═══ EXTRACTED ENTRIES ═══

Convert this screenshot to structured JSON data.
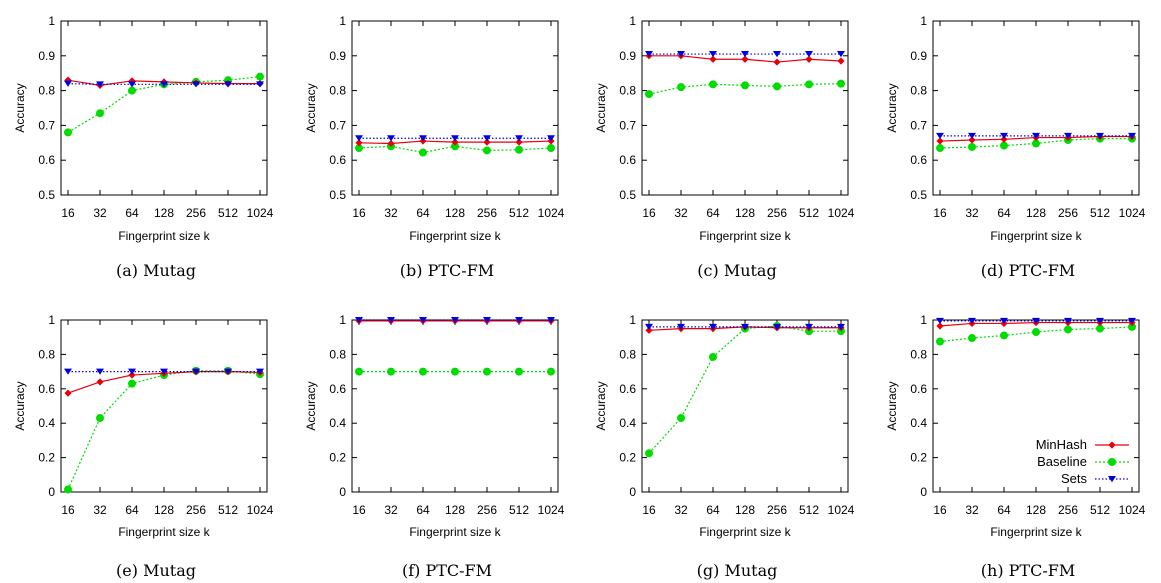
{
  "colors": {
    "minhash": "#e8000b",
    "baseline": "#00dc00",
    "sets": "#0000dd"
  },
  "legend": {
    "placement": "bottom-right of last panel",
    "entries": [
      "MinHash",
      "Baseline",
      "Sets"
    ]
  },
  "chart_data": [
    {
      "type": "line",
      "caption": "(a) Mutag",
      "xlabel": "Fingerprint size k",
      "ylabel": "Accuracy",
      "categories": [
        "16",
        "32",
        "64",
        "128",
        "256",
        "512",
        "1024"
      ],
      "ylim": [
        0.5,
        1
      ],
      "yticks": [
        "0.5",
        "0.6",
        "0.7",
        "0.8",
        "0.9",
        "1"
      ],
      "series": [
        {
          "name": "MinHash",
          "values": [
            0.83,
            0.815,
            0.828,
            0.825,
            0.822,
            0.82,
            0.82
          ]
        },
        {
          "name": "Baseline",
          "values": [
            0.68,
            0.735,
            0.8,
            0.818,
            0.825,
            0.83,
            0.84
          ]
        },
        {
          "name": "Sets",
          "values": [
            0.82,
            0.818,
            0.818,
            0.818,
            0.818,
            0.818,
            0.818
          ]
        }
      ]
    },
    {
      "type": "line",
      "caption": "(b) PTC-FM",
      "xlabel": "Fingerprint size k",
      "ylabel": "Accuracy",
      "categories": [
        "16",
        "32",
        "64",
        "128",
        "256",
        "512",
        "1024"
      ],
      "ylim": [
        0.5,
        1
      ],
      "yticks": [
        "0.5",
        "0.6",
        "0.7",
        "0.8",
        "0.9",
        "1"
      ],
      "series": [
        {
          "name": "MinHash",
          "values": [
            0.65,
            0.648,
            0.655,
            0.652,
            0.652,
            0.652,
            0.655
          ]
        },
        {
          "name": "Baseline",
          "values": [
            0.635,
            0.64,
            0.622,
            0.64,
            0.628,
            0.63,
            0.635
          ]
        },
        {
          "name": "Sets",
          "values": [
            0.663,
            0.663,
            0.663,
            0.663,
            0.663,
            0.663,
            0.663
          ]
        }
      ]
    },
    {
      "type": "line",
      "caption": "(c) Mutag",
      "xlabel": "Fingerprint size k",
      "ylabel": "Accuracy",
      "categories": [
        "16",
        "32",
        "64",
        "128",
        "256",
        "512",
        "1024"
      ],
      "ylim": [
        0.5,
        1
      ],
      "yticks": [
        "0.5",
        "0.6",
        "0.7",
        "0.8",
        "0.9",
        "1"
      ],
      "series": [
        {
          "name": "MinHash",
          "values": [
            0.9,
            0.9,
            0.89,
            0.89,
            0.882,
            0.89,
            0.885
          ]
        },
        {
          "name": "Baseline",
          "values": [
            0.79,
            0.81,
            0.818,
            0.815,
            0.812,
            0.818,
            0.82
          ]
        },
        {
          "name": "Sets",
          "values": [
            0.905,
            0.905,
            0.905,
            0.905,
            0.905,
            0.905,
            0.905
          ]
        }
      ]
    },
    {
      "type": "line",
      "caption": "(d) PTC-FM",
      "xlabel": "Fingerprint size k",
      "ylabel": "Accuracy",
      "categories": [
        "16",
        "32",
        "64",
        "128",
        "256",
        "512",
        "1024"
      ],
      "ylim": [
        0.5,
        1
      ],
      "yticks": [
        "0.5",
        "0.6",
        "0.7",
        "0.8",
        "0.9",
        "1"
      ],
      "series": [
        {
          "name": "MinHash",
          "values": [
            0.655,
            0.658,
            0.66,
            0.665,
            0.665,
            0.668,
            0.668
          ]
        },
        {
          "name": "Baseline",
          "values": [
            0.635,
            0.638,
            0.642,
            0.648,
            0.658,
            0.662,
            0.662
          ]
        },
        {
          "name": "Sets",
          "values": [
            0.67,
            0.67,
            0.67,
            0.67,
            0.67,
            0.67,
            0.67
          ]
        }
      ]
    },
    {
      "type": "line",
      "caption": "(e) Mutag",
      "xlabel": "Fingerprint size k",
      "ylabel": "Accuracy",
      "categories": [
        "16",
        "32",
        "64",
        "128",
        "256",
        "512",
        "1024"
      ],
      "ylim": [
        0,
        1
      ],
      "yticks": [
        "0",
        "0.2",
        "0.4",
        "0.6",
        "0.8",
        "1"
      ],
      "series": [
        {
          "name": "MinHash",
          "values": [
            0.575,
            0.64,
            0.68,
            0.69,
            0.7,
            0.7,
            0.695
          ]
        },
        {
          "name": "Baseline",
          "values": [
            0.015,
            0.43,
            0.63,
            0.68,
            0.705,
            0.705,
            0.685
          ]
        },
        {
          "name": "Sets",
          "values": [
            0.7,
            0.7,
            0.7,
            0.7,
            0.7,
            0.7,
            0.7
          ]
        }
      ]
    },
    {
      "type": "line",
      "caption": "(f) PTC-FM",
      "xlabel": "Fingerprint size k",
      "ylabel": "Accuracy",
      "categories": [
        "16",
        "32",
        "64",
        "128",
        "256",
        "512",
        "1024"
      ],
      "ylim": [
        0,
        1
      ],
      "yticks": [
        "0",
        "0.2",
        "0.4",
        "0.6",
        "0.8",
        "1"
      ],
      "series": [
        {
          "name": "MinHash",
          "values": [
            0.995,
            0.995,
            0.995,
            0.995,
            0.995,
            0.995,
            0.995
          ]
        },
        {
          "name": "Baseline",
          "values": [
            0.7,
            0.7,
            0.7,
            0.7,
            0.7,
            0.7,
            0.7
          ]
        },
        {
          "name": "Sets",
          "values": [
            1.0,
            1.0,
            1.0,
            1.0,
            1.0,
            1.0,
            1.0
          ]
        }
      ]
    },
    {
      "type": "line",
      "caption": "(g) Mutag",
      "xlabel": "Fingerprint size k",
      "ylabel": "Accuracy",
      "categories": [
        "16",
        "32",
        "64",
        "128",
        "256",
        "512",
        "1024"
      ],
      "ylim": [
        0,
        1
      ],
      "yticks": [
        "0",
        "0.2",
        "0.4",
        "0.6",
        "0.8",
        "1"
      ],
      "series": [
        {
          "name": "MinHash",
          "values": [
            0.94,
            0.95,
            0.95,
            0.96,
            0.955,
            0.955,
            0.955
          ]
        },
        {
          "name": "Baseline",
          "values": [
            0.225,
            0.43,
            0.785,
            0.95,
            0.965,
            0.935,
            0.935
          ]
        },
        {
          "name": "Sets",
          "values": [
            0.96,
            0.96,
            0.96,
            0.96,
            0.96,
            0.96,
            0.96
          ]
        }
      ]
    },
    {
      "type": "line",
      "caption": "(h) PTC-FM",
      "xlabel": "Fingerprint size k",
      "ylabel": "Accuracy",
      "categories": [
        "16",
        "32",
        "64",
        "128",
        "256",
        "512",
        "1024"
      ],
      "ylim": [
        0,
        1
      ],
      "yticks": [
        "0",
        "0.2",
        "0.4",
        "0.6",
        "0.8",
        "1"
      ],
      "series": [
        {
          "name": "MinHash",
          "values": [
            0.965,
            0.98,
            0.98,
            0.985,
            0.985,
            0.985,
            0.985
          ]
        },
        {
          "name": "Baseline",
          "values": [
            0.875,
            0.895,
            0.91,
            0.93,
            0.945,
            0.95,
            0.96
          ]
        },
        {
          "name": "Sets",
          "values": [
            0.995,
            0.995,
            0.995,
            0.995,
            0.995,
            0.995,
            0.995
          ]
        }
      ]
    }
  ]
}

═══

(EXERCISE): Make an exact copy of every record, pictures excluded.

(RESPONSE TO THIS TASK):
Convert this screenshot to structured JSON data.
{
  "colors": {
    "minhash": "#e8000b",
    "baseline": "#00dc00",
    "sets": "#0000dd"
  },
  "legend": {
    "placement": "bottom-right of last panel",
    "entries": [
      "MinHash",
      "Baseline",
      "Sets"
    ]
  },
  "chart_data": [
    {
      "type": "line",
      "caption": "(a) Mutag",
      "xlabel": "Fingerprint size k",
      "ylabel": "Accuracy",
      "categories": [
        "16",
        "32",
        "64",
        "128",
        "256",
        "512",
        "1024"
      ],
      "ylim": [
        0.5,
        1
      ],
      "yticks": [
        "0.5",
        "0.6",
        "0.7",
        "0.8",
        "0.9",
        "1"
      ],
      "series": [
        {
          "name": "MinHash",
          "values": [
            0.83,
            0.815,
            0.828,
            0.825,
            0.822,
            0.82,
            0.82
          ]
        },
        {
          "name": "Baseline",
          "values": [
            0.68,
            0.735,
            0.8,
            0.818,
            0.825,
            0.83,
            0.84
          ]
        },
        {
          "name": "Sets",
          "values": [
            0.82,
            0.818,
            0.818,
            0.818,
            0.818,
            0.818,
            0.818
          ]
        }
      ]
    },
    {
      "type": "line",
      "caption": "(b) PTC-FM",
      "xlabel": "Fingerprint size k",
      "ylabel": "Accuracy",
      "categories": [
        "16",
        "32",
        "64",
        "128",
        "256",
        "512",
        "1024"
      ],
      "ylim": [
        0.5,
        1
      ],
      "yticks": [
        "0.5",
        "0.6",
        "0.7",
        "0.8",
        "0.9",
        "1"
      ],
      "series": [
        {
          "name": "MinHash",
          "values": [
            0.65,
            0.648,
            0.655,
            0.652,
            0.652,
            0.652,
            0.655
          ]
        },
        {
          "name": "Baseline",
          "values": [
            0.635,
            0.64,
            0.622,
            0.64,
            0.628,
            0.63,
            0.635
          ]
        },
        {
          "name": "Sets",
          "values": [
            0.663,
            0.663,
            0.663,
            0.663,
            0.663,
            0.663,
            0.663
          ]
        }
      ]
    },
    {
      "type": "line",
      "caption": "(c) Mutag",
      "xlabel": "Fingerprint size k",
      "ylabel": "Accuracy",
      "categories": [
        "16",
        "32",
        "64",
        "128",
        "256",
        "512",
        "1024"
      ],
      "ylim": [
        0.5,
        1
      ],
      "yticks": [
        "0.5",
        "0.6",
        "0.7",
        "0.8",
        "0.9",
        "1"
      ],
      "series": [
        {
          "name": "MinHash",
          "values": [
            0.9,
            0.9,
            0.89,
            0.89,
            0.882,
            0.89,
            0.885
          ]
        },
        {
          "name": "Baseline",
          "values": [
            0.79,
            0.81,
            0.818,
            0.815,
            0.812,
            0.818,
            0.82
          ]
        },
        {
          "name": "Sets",
          "values": [
            0.905,
            0.905,
            0.905,
            0.905,
            0.905,
            0.905,
            0.905
          ]
        }
      ]
    },
    {
      "type": "line",
      "caption": "(d) PTC-FM",
      "xlabel": "Fingerprint size k",
      "ylabel": "Accuracy",
      "categories": [
        "16",
        "32",
        "64",
        "128",
        "256",
        "512",
        "1024"
      ],
      "ylim": [
        0.5,
        1
      ],
      "yticks": [
        "0.5",
        "0.6",
        "0.7",
        "0.8",
        "0.9",
        "1"
      ],
      "series": [
        {
          "name": "MinHash",
          "values": [
            0.655,
            0.658,
            0.66,
            0.665,
            0.665,
            0.668,
            0.668
          ]
        },
        {
          "name": "Baseline",
          "values": [
            0.635,
            0.638,
            0.642,
            0.648,
            0.658,
            0.662,
            0.662
          ]
        },
        {
          "name": "Sets",
          "values": [
            0.67,
            0.67,
            0.67,
            0.67,
            0.67,
            0.67,
            0.67
          ]
        }
      ]
    },
    {
      "type": "line",
      "caption": "(e) Mutag",
      "xlabel": "Fingerprint size k",
      "ylabel": "Accuracy",
      "categories": [
        "16",
        "32",
        "64",
        "128",
        "256",
        "512",
        "1024"
      ],
      "ylim": [
        0,
        1
      ],
      "yticks": [
        "0",
        "0.2",
        "0.4",
        "0.6",
        "0.8",
        "1"
      ],
      "series": [
        {
          "name": "MinHash",
          "values": [
            0.575,
            0.64,
            0.68,
            0.69,
            0.7,
            0.7,
            0.695
          ]
        },
        {
          "name": "Baseline",
          "values": [
            0.015,
            0.43,
            0.63,
            0.68,
            0.705,
            0.705,
            0.685
          ]
        },
        {
          "name": "Sets",
          "values": [
            0.7,
            0.7,
            0.7,
            0.7,
            0.7,
            0.7,
            0.7
          ]
        }
      ]
    },
    {
      "type": "line",
      "caption": "(f) PTC-FM",
      "xlabel": "Fingerprint size k",
      "ylabel": "Accuracy",
      "categories": [
        "16",
        "32",
        "64",
        "128",
        "256",
        "512",
        "1024"
      ],
      "ylim": [
        0,
        1
      ],
      "yticks": [
        "0",
        "0.2",
        "0.4",
        "0.6",
        "0.8",
        "1"
      ],
      "series": [
        {
          "name": "MinHash",
          "values": [
            0.995,
            0.995,
            0.995,
            0.995,
            0.995,
            0.995,
            0.995
          ]
        },
        {
          "name": "Baseline",
          "values": [
            0.7,
            0.7,
            0.7,
            0.7,
            0.7,
            0.7,
            0.7
          ]
        },
        {
          "name": "Sets",
          "values": [
            1.0,
            1.0,
            1.0,
            1.0,
            1.0,
            1.0,
            1.0
          ]
        }
      ]
    },
    {
      "type": "line",
      "caption": "(g) Mutag",
      "xlabel": "Fingerprint size k",
      "ylabel": "Accuracy",
      "categories": [
        "16",
        "32",
        "64",
        "128",
        "256",
        "512",
        "1024"
      ],
      "ylim": [
        0,
        1
      ],
      "yticks": [
        "0",
        "0.2",
        "0.4",
        "0.6",
        "0.8",
        "1"
      ],
      "series": [
        {
          "name": "MinHash",
          "values": [
            0.94,
            0.95,
            0.95,
            0.96,
            0.955,
            0.955,
            0.955
          ]
        },
        {
          "name": "Baseline",
          "values": [
            0.225,
            0.43,
            0.785,
            0.95,
            0.965,
            0.935,
            0.935
          ]
        },
        {
          "name": "Sets",
          "values": [
            0.96,
            0.96,
            0.96,
            0.96,
            0.96,
            0.96,
            0.96
          ]
        }
      ]
    },
    {
      "type": "line",
      "caption": "(h) PTC-FM",
      "xlabel": "Fingerprint size k",
      "ylabel": "Accuracy",
      "categories": [
        "16",
        "32",
        "64",
        "128",
        "256",
        "512",
        "1024"
      ],
      "ylim": [
        0,
        1
      ],
      "yticks": [
        "0",
        "0.2",
        "0.4",
        "0.6",
        "0.8",
        "1"
      ],
      "series": [
        {
          "name": "MinHash",
          "values": [
            0.965,
            0.98,
            0.98,
            0.985,
            0.985,
            0.985,
            0.985
          ]
        },
        {
          "name": "Baseline",
          "values": [
            0.875,
            0.895,
            0.91,
            0.93,
            0.945,
            0.95,
            0.96
          ]
        },
        {
          "name": "Sets",
          "values": [
            0.995,
            0.995,
            0.995,
            0.995,
            0.995,
            0.995,
            0.995
          ]
        }
      ]
    }
  ]
}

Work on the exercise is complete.